• _Stated problem_
Keep the pictures out and restate every record exactly.

• _Record extracts_
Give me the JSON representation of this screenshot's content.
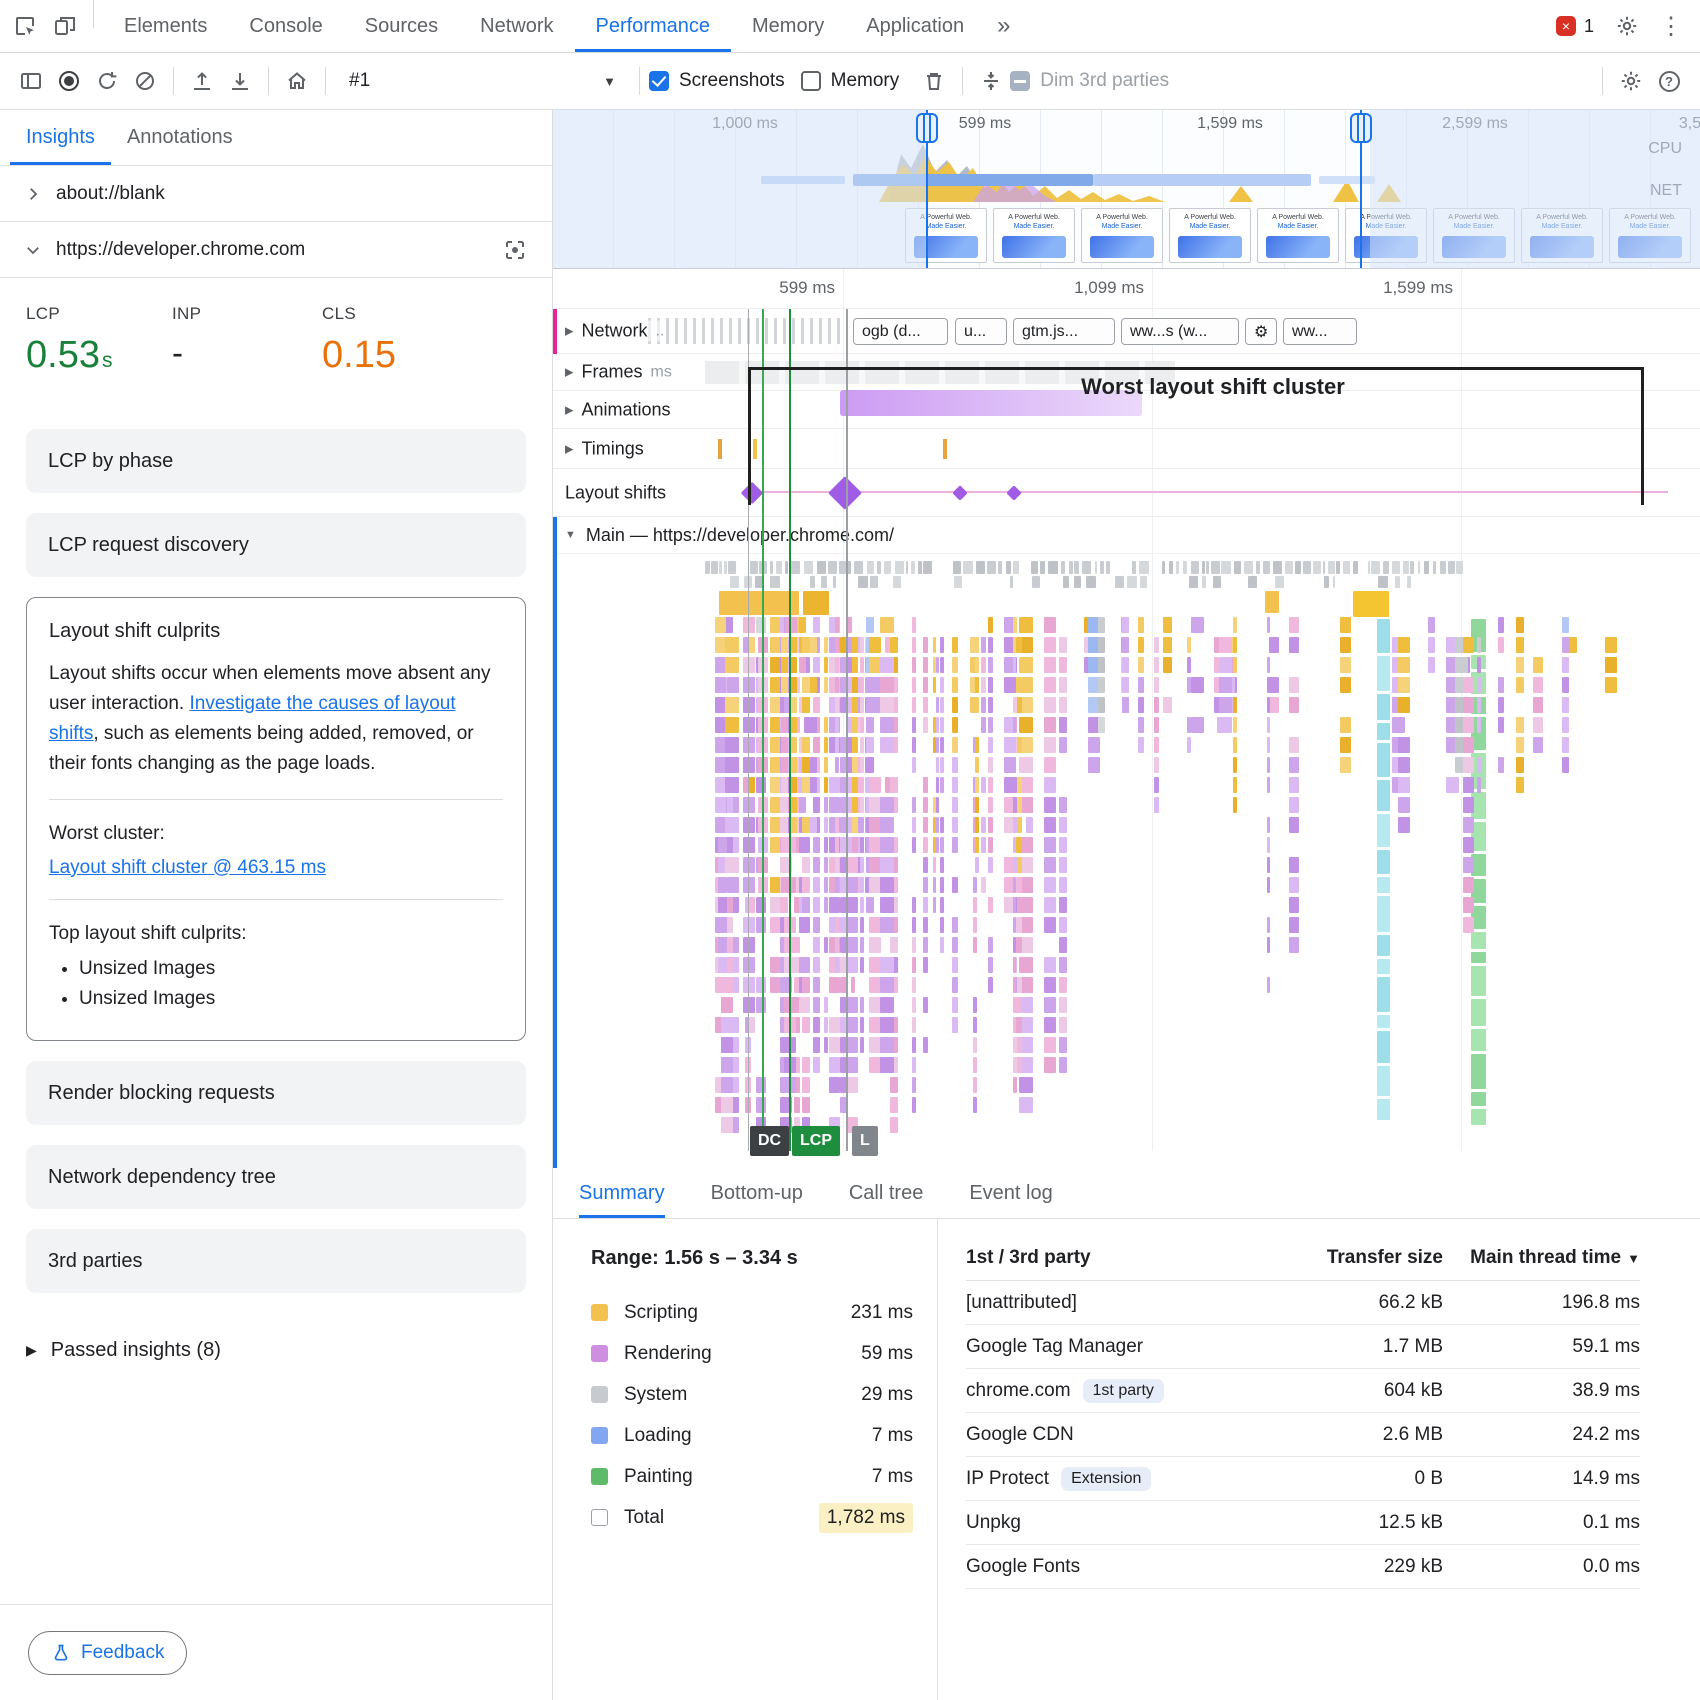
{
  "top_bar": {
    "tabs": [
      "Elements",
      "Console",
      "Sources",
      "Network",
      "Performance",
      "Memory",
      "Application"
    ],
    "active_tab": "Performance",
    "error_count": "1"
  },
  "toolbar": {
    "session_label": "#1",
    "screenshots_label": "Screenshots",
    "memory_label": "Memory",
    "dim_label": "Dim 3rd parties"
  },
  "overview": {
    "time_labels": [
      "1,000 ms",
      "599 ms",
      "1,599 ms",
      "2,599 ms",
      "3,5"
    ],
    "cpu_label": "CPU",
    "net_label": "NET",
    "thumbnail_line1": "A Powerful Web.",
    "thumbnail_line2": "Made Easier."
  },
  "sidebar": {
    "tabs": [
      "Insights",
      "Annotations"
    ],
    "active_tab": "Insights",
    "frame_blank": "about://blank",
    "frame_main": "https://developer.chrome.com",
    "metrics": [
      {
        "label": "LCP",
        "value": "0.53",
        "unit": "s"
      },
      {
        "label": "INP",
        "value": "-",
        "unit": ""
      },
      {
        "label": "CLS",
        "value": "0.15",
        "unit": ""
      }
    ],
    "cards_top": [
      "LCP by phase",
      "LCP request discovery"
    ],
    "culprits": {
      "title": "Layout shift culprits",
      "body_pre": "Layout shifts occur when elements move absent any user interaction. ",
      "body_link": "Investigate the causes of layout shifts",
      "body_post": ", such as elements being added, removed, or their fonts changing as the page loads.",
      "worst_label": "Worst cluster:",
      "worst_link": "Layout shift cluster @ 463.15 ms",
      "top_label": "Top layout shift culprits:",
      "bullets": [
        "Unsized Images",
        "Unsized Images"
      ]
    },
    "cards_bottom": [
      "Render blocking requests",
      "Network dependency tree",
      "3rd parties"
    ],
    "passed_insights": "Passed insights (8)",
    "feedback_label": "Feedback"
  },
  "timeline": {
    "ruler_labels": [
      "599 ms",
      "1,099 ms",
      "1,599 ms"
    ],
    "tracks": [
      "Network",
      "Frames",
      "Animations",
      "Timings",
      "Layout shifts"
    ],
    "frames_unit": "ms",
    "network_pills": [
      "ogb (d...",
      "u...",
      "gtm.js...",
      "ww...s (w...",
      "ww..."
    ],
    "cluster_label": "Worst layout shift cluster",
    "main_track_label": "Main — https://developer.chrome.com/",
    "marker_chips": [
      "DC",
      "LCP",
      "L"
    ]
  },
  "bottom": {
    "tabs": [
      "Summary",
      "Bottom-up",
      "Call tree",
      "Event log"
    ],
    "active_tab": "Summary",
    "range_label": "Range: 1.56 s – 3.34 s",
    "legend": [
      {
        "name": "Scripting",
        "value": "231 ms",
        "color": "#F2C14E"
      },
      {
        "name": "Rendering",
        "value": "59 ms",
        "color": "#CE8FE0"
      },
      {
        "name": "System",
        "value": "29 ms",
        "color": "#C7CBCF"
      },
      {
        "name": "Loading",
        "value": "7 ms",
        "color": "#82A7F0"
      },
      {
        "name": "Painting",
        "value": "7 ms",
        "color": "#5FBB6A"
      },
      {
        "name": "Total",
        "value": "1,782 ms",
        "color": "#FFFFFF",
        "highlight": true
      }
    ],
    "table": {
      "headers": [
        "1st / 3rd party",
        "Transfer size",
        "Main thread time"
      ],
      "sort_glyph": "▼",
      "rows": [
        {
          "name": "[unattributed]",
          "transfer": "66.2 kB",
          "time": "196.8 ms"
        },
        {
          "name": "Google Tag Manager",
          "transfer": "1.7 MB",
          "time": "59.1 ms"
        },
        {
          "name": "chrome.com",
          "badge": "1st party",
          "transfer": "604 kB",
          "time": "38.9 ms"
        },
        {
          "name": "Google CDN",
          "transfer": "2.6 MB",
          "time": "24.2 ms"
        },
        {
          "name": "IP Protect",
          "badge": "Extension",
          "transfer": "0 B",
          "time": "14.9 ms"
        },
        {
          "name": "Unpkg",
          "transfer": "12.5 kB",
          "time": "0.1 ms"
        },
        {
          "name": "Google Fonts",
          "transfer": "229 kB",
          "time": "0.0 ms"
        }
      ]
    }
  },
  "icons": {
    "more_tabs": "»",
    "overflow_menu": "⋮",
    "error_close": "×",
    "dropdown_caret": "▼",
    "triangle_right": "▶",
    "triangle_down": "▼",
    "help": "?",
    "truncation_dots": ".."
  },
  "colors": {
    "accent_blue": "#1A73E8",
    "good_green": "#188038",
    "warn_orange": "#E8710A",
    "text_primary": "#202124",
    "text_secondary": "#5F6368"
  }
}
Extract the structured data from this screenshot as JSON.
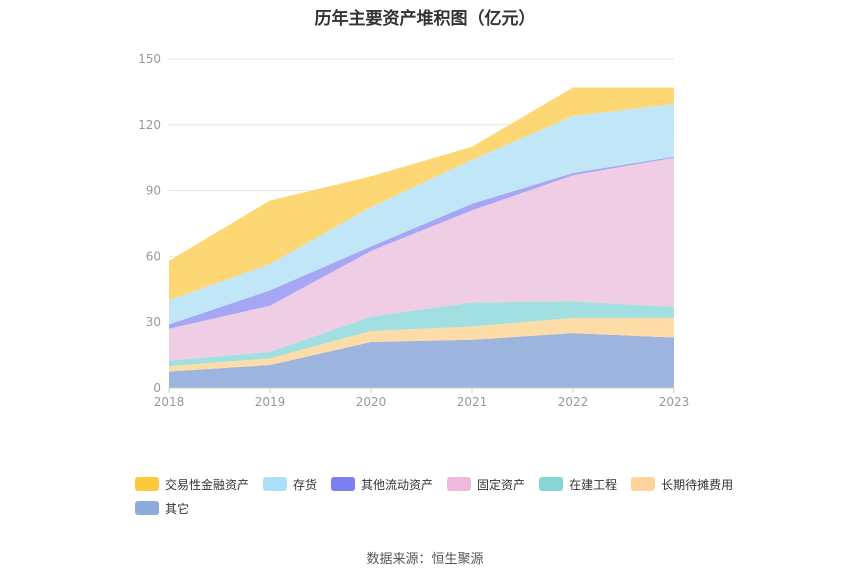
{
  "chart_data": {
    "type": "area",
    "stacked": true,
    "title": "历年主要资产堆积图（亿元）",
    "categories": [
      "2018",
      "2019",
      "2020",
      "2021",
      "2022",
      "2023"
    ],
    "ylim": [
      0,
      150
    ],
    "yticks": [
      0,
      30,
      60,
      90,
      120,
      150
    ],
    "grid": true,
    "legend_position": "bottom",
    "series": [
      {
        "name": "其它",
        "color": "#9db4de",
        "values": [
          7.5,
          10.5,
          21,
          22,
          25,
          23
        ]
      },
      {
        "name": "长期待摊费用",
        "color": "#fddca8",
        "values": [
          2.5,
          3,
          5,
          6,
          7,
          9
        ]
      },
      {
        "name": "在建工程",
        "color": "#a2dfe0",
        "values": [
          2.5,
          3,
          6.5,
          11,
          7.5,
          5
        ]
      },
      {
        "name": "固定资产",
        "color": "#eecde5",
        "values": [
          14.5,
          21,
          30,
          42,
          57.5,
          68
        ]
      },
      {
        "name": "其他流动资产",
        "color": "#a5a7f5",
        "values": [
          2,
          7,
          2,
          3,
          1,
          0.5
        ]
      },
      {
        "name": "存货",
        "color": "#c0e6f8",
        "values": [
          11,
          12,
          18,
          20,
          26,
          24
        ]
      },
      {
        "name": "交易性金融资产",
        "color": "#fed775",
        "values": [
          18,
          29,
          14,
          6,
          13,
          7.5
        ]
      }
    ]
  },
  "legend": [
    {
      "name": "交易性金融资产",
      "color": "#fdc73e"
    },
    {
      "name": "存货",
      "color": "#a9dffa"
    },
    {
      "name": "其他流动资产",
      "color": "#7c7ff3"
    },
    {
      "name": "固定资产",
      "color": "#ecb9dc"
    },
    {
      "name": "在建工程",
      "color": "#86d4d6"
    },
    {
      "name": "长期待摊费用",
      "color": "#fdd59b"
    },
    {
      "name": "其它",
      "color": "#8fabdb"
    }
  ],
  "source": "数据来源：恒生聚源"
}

• _Response to this task_
Give me the JSON representation of this screenshot's content.
{
  "top_bar": {
    "tabs": [
      "Elements",
      "Console",
      "Sources",
      "Network",
      "Performance",
      "Memory",
      "Application"
    ],
    "active_tab": "Performance",
    "error_count": "1"
  },
  "toolbar": {
    "session_label": "#1",
    "screenshots_label": "Screenshots",
    "memory_label": "Memory",
    "dim_label": "Dim 3rd parties"
  },
  "overview": {
    "time_labels": [
      "1,000 ms",
      "599 ms",
      "1,599 ms",
      "2,599 ms",
      "3,5"
    ],
    "cpu_label": "CPU",
    "net_label": "NET",
    "thumbnail_line1": "A Powerful Web.",
    "thumbnail_line2": "Made Easier."
  },
  "sidebar": {
    "tabs": [
      "Insights",
      "Annotations"
    ],
    "active_tab": "Insights",
    "frame_blank": "about://blank",
    "frame_main": "https://developer.chrome.com",
    "metrics": [
      {
        "label": "LCP",
        "value": "0.53",
        "unit": "s"
      },
      {
        "label": "INP",
        "value": "-",
        "unit": ""
      },
      {
        "label": "CLS",
        "value": "0.15",
        "unit": ""
      }
    ],
    "cards_top": [
      "LCP by phase",
      "LCP request discovery"
    ],
    "culprits": {
      "title": "Layout shift culprits",
      "body_pre": "Layout shifts occur when elements move absent any user interaction. ",
      "body_link": "Investigate the causes of layout shifts",
      "body_post": ", such as elements being added, removed, or their fonts changing as the page loads.",
      "worst_label": "Worst cluster:",
      "worst_link": "Layout shift cluster @ 463.15 ms",
      "top_label": "Top layout shift culprits:",
      "bullets": [
        "Unsized Images",
        "Unsized Images"
      ]
    },
    "cards_bottom": [
      "Render blocking requests",
      "Network dependency tree",
      "3rd parties"
    ],
    "passed_insights": "Passed insights (8)",
    "feedback_label": "Feedback"
  },
  "timeline": {
    "ruler_labels": [
      "599 ms",
      "1,099 ms",
      "1,599 ms"
    ],
    "tracks": [
      "Network",
      "Frames",
      "Animations",
      "Timings",
      "Layout shifts"
    ],
    "frames_unit": "ms",
    "network_pills": [
      "ogb (d...",
      "u...",
      "gtm.js...",
      "ww...s (w...",
      "ww..."
    ],
    "cluster_label": "Worst layout shift cluster",
    "main_track_label": "Main — https://developer.chrome.com/",
    "marker_chips": [
      "DC",
      "LCP",
      "L"
    ]
  },
  "bottom": {
    "tabs": [
      "Summary",
      "Bottom-up",
      "Call tree",
      "Event log"
    ],
    "active_tab": "Summary",
    "range_label": "Range: 1.56 s – 3.34 s",
    "legend": [
      {
        "name": "Scripting",
        "value": "231 ms",
        "color": "#F2C14E"
      },
      {
        "name": "Rendering",
        "value": "59 ms",
        "color": "#CE8FE0"
      },
      {
        "name": "System",
        "value": "29 ms",
        "color": "#C7CBCF"
      },
      {
        "name": "Loading",
        "value": "7 ms",
        "color": "#82A7F0"
      },
      {
        "name": "Painting",
        "value": "7 ms",
        "color": "#5FBB6A"
      },
      {
        "name": "Total",
        "value": "1,782 ms",
        "color": "#FFFFFF",
        "highlight": true
      }
    ],
    "table": {
      "headers": [
        "1st / 3rd party",
        "Transfer size",
        "Main thread time"
      ],
      "sort_glyph": "▼",
      "rows": [
        {
          "name": "[unattributed]",
          "transfer": "66.2 kB",
          "time": "196.8 ms"
        },
        {
          "name": "Google Tag Manager",
          "transfer": "1.7 MB",
          "time": "59.1 ms"
        },
        {
          "name": "chrome.com",
          "badge": "1st party",
          "transfer": "604 kB",
          "time": "38.9 ms"
        },
        {
          "name": "Google CDN",
          "transfer": "2.6 MB",
          "time": "24.2 ms"
        },
        {
          "name": "IP Protect",
          "badge": "Extension",
          "transfer": "0 B",
          "time": "14.9 ms"
        },
        {
          "name": "Unpkg",
          "transfer": "12.5 kB",
          "time": "0.1 ms"
        },
        {
          "name": "Google Fonts",
          "transfer": "229 kB",
          "time": "0.0 ms"
        }
      ]
    }
  },
  "icons": {
    "more_tabs": "»",
    "overflow_menu": "⋮",
    "error_close": "×",
    "dropdown_caret": "▼",
    "triangle_right": "▶",
    "triangle_down": "▼",
    "help": "?",
    "truncation_dots": ".."
  },
  "colors": {
    "accent_blue": "#1A73E8",
    "good_green": "#188038",
    "warn_orange": "#E8710A",
    "text_primary": "#202124",
    "text_secondary": "#5F6368"
  }
}
Extract the structured data from this screenshot as JSON.
{
  "chart_data": {
    "type": "area",
    "stacked": true,
    "title": "历年主要资产堆积图（亿元）",
    "categories": [
      "2018",
      "2019",
      "2020",
      "2021",
      "2022",
      "2023"
    ],
    "ylim": [
      0,
      150
    ],
    "yticks": [
      0,
      30,
      60,
      90,
      120,
      150
    ],
    "grid": true,
    "legend_position": "bottom",
    "series": [
      {
        "name": "其它",
        "color": "#9db4de",
        "values": [
          7.5,
          10.5,
          21,
          22,
          25,
          23
        ]
      },
      {
        "name": "长期待摊费用",
        "color": "#fddca8",
        "values": [
          2.5,
          3,
          5,
          6,
          7,
          9
        ]
      },
      {
        "name": "在建工程",
        "color": "#a2dfe0",
        "values": [
          2.5,
          3,
          6.5,
          11,
          7.5,
          5
        ]
      },
      {
        "name": "固定资产",
        "color": "#eecde5",
        "values": [
          14.5,
          21,
          30,
          42,
          57.5,
          68
        ]
      },
      {
        "name": "其他流动资产",
        "color": "#a5a7f5",
        "values": [
          2,
          7,
          2,
          3,
          1,
          0.5
        ]
      },
      {
        "name": "存货",
        "color": "#c0e6f8",
        "values": [
          11,
          12,
          18,
          20,
          26,
          24
        ]
      },
      {
        "name": "交易性金融资产",
        "color": "#fed775",
        "values": [
          18,
          29,
          14,
          6,
          13,
          7.5
        ]
      }
    ]
  },
  "legend": [
    {
      "name": "交易性金融资产",
      "color": "#fdc73e"
    },
    {
      "name": "存货",
      "color": "#a9dffa"
    },
    {
      "name": "其他流动资产",
      "color": "#7c7ff3"
    },
    {
      "name": "固定资产",
      "color": "#ecb9dc"
    },
    {
      "name": "在建工程",
      "color": "#86d4d6"
    },
    {
      "name": "长期待摊费用",
      "color": "#fdd59b"
    },
    {
      "name": "其它",
      "color": "#8fabdb"
    }
  ],
  "source": "数据来源：恒生聚源"
}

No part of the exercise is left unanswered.